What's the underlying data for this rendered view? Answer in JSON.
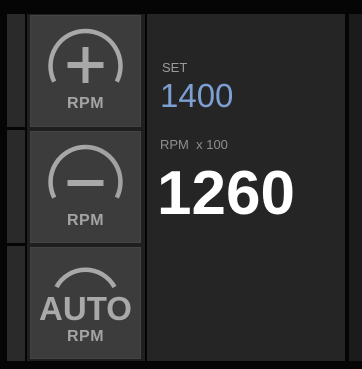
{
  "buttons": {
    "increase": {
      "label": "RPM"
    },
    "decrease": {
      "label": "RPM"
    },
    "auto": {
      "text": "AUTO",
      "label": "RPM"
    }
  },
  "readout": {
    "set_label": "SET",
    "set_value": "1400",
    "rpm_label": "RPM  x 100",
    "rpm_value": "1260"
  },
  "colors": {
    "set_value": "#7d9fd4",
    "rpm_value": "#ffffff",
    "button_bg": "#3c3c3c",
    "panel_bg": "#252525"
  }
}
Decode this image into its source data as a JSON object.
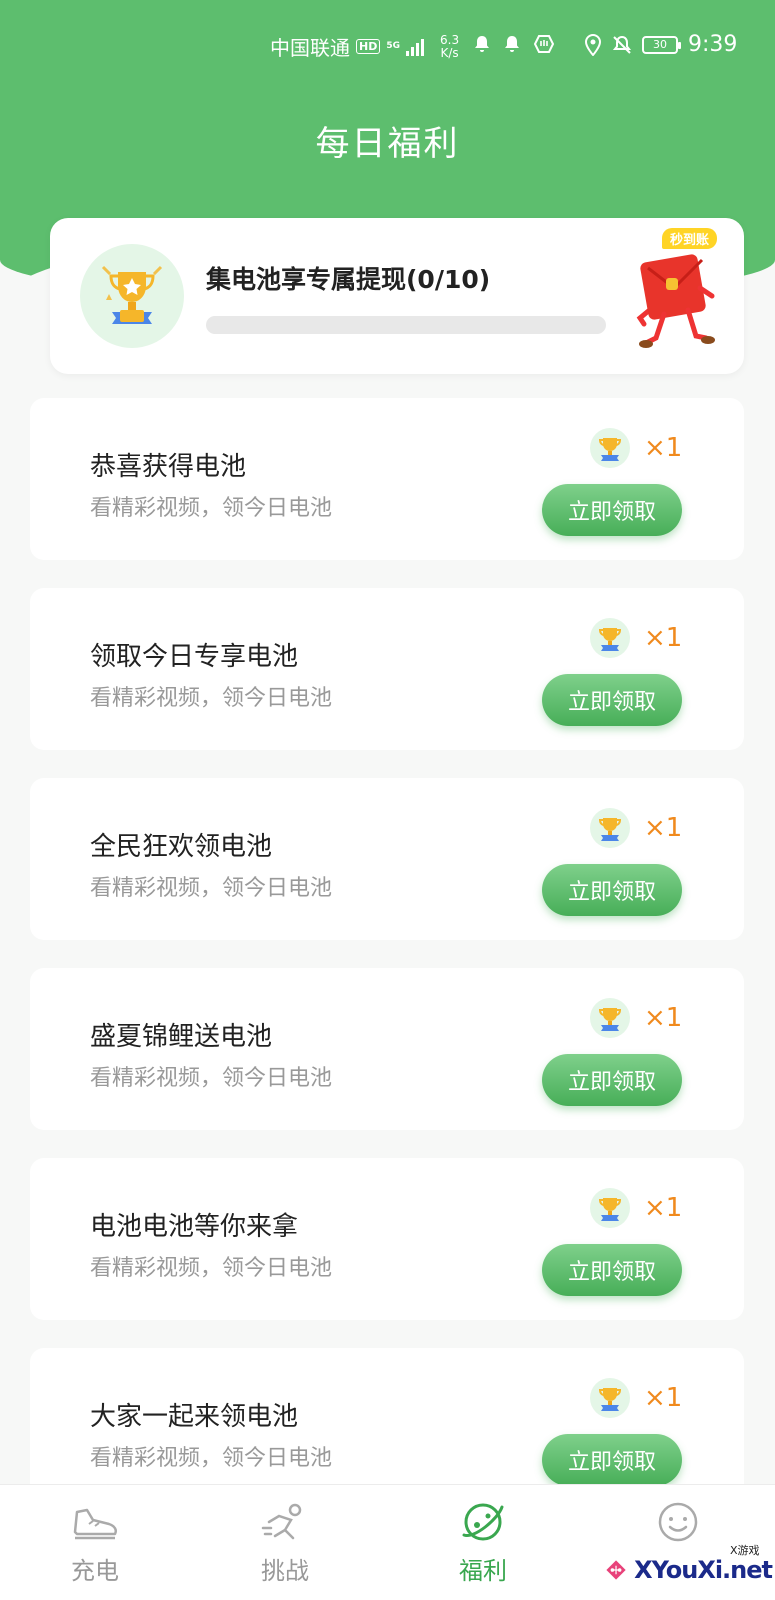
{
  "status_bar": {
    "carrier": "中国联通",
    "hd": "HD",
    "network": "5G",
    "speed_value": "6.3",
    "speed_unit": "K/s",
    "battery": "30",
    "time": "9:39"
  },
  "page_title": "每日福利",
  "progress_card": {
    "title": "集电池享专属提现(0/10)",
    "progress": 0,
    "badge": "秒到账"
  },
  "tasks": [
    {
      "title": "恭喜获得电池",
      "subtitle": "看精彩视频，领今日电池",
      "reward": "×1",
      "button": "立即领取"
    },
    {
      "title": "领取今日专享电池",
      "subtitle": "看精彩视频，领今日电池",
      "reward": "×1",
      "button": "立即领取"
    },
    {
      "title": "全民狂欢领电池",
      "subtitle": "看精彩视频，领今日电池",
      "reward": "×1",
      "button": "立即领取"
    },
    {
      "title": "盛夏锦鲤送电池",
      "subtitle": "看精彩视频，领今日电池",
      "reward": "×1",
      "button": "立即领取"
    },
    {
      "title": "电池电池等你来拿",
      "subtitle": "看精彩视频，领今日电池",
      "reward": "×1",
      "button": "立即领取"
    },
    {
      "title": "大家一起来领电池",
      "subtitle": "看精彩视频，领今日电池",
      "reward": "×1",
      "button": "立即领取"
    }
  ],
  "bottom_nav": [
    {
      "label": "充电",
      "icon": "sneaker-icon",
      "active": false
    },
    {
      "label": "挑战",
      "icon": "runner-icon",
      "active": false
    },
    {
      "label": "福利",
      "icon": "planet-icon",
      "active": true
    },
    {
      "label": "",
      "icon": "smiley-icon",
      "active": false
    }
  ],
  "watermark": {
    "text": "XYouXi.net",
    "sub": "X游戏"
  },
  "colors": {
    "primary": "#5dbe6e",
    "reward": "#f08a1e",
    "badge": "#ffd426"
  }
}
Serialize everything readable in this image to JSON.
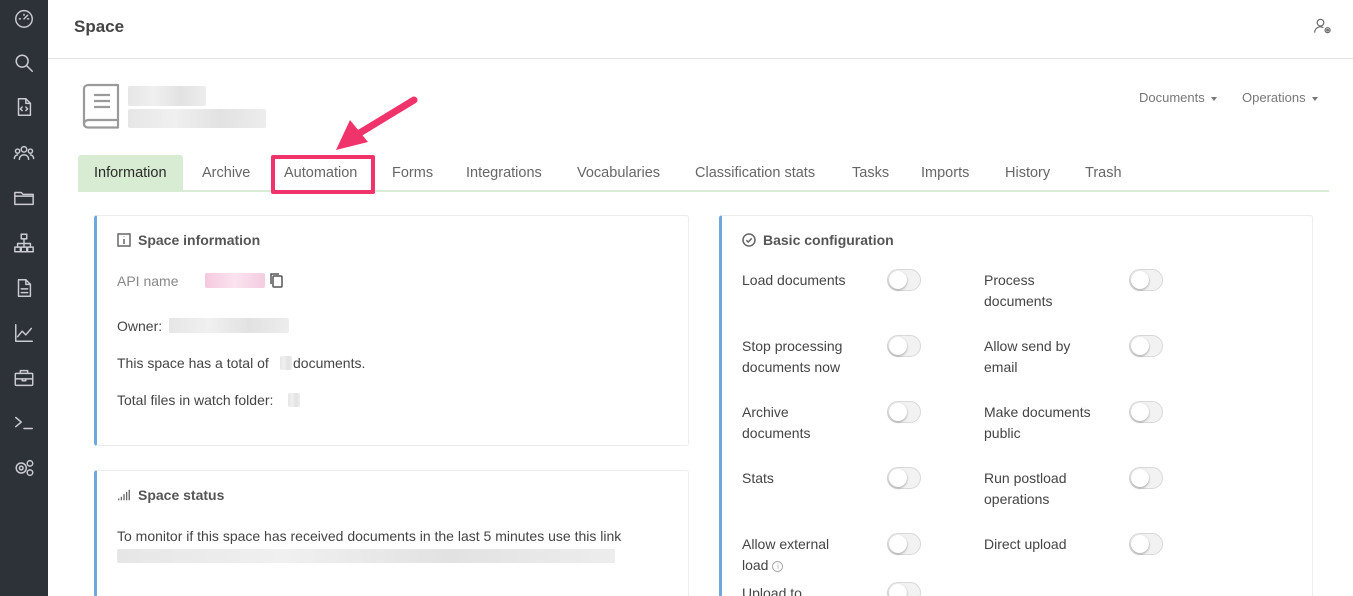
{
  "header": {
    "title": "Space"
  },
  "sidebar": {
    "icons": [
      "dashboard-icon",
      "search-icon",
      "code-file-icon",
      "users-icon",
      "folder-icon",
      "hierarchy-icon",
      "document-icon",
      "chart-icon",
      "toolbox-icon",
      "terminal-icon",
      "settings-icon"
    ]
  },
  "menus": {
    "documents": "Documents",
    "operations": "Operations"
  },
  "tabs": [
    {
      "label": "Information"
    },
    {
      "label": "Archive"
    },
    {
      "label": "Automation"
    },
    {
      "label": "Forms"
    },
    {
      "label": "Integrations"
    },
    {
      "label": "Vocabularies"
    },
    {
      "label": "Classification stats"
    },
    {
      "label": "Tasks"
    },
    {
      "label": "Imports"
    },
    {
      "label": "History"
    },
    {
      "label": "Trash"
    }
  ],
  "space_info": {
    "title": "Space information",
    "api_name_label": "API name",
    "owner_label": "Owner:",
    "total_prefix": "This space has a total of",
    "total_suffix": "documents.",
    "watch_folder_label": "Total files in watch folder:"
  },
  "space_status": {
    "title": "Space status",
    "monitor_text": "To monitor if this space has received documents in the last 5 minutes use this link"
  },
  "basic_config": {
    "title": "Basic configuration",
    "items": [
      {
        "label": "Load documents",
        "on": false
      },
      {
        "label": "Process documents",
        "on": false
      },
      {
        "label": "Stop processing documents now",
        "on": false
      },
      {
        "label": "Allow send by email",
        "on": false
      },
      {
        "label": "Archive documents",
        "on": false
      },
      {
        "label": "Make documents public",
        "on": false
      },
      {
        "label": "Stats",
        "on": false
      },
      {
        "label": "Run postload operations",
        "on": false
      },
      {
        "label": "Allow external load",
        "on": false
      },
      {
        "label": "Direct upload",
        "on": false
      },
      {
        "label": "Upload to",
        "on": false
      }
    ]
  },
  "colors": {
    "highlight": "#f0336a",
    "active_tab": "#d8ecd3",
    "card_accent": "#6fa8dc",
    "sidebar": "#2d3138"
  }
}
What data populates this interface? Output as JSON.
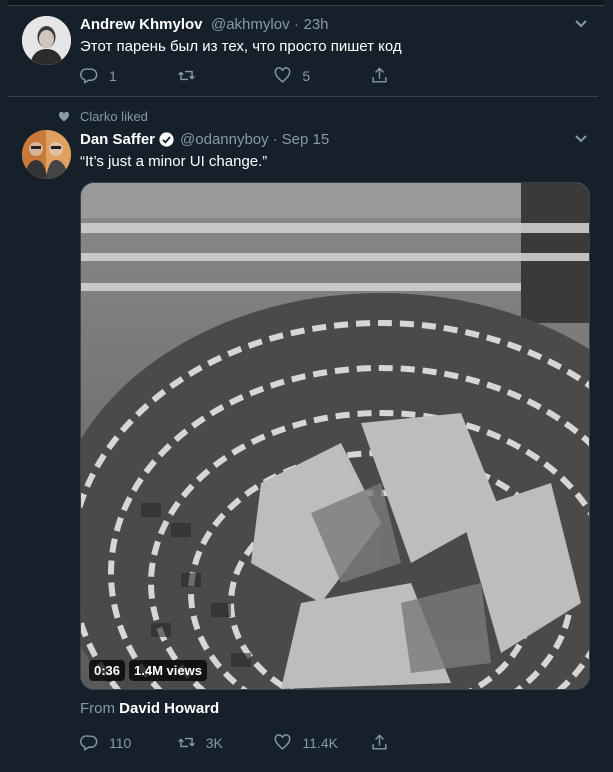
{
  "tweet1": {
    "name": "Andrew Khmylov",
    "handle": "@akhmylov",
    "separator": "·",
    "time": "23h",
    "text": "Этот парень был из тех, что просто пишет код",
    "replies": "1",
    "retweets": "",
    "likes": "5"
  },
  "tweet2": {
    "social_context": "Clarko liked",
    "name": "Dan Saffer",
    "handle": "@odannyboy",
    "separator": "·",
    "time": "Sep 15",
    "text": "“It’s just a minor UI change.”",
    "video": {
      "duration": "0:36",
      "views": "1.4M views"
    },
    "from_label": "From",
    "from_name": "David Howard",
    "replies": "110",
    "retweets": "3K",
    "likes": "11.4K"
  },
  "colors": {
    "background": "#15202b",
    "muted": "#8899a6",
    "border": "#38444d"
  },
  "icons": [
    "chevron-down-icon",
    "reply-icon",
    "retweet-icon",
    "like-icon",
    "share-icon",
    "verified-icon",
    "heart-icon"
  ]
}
# # # #
[Aim] Pull out every line of the records above that contains the word "JSON".

[The answer]
What's the underlying data for this rendered view? Answer in JSON.
Decode this image into its source data as a JSON object.
Serialize everything readable in this image to JSON.
What data populates this interface? Output as JSON.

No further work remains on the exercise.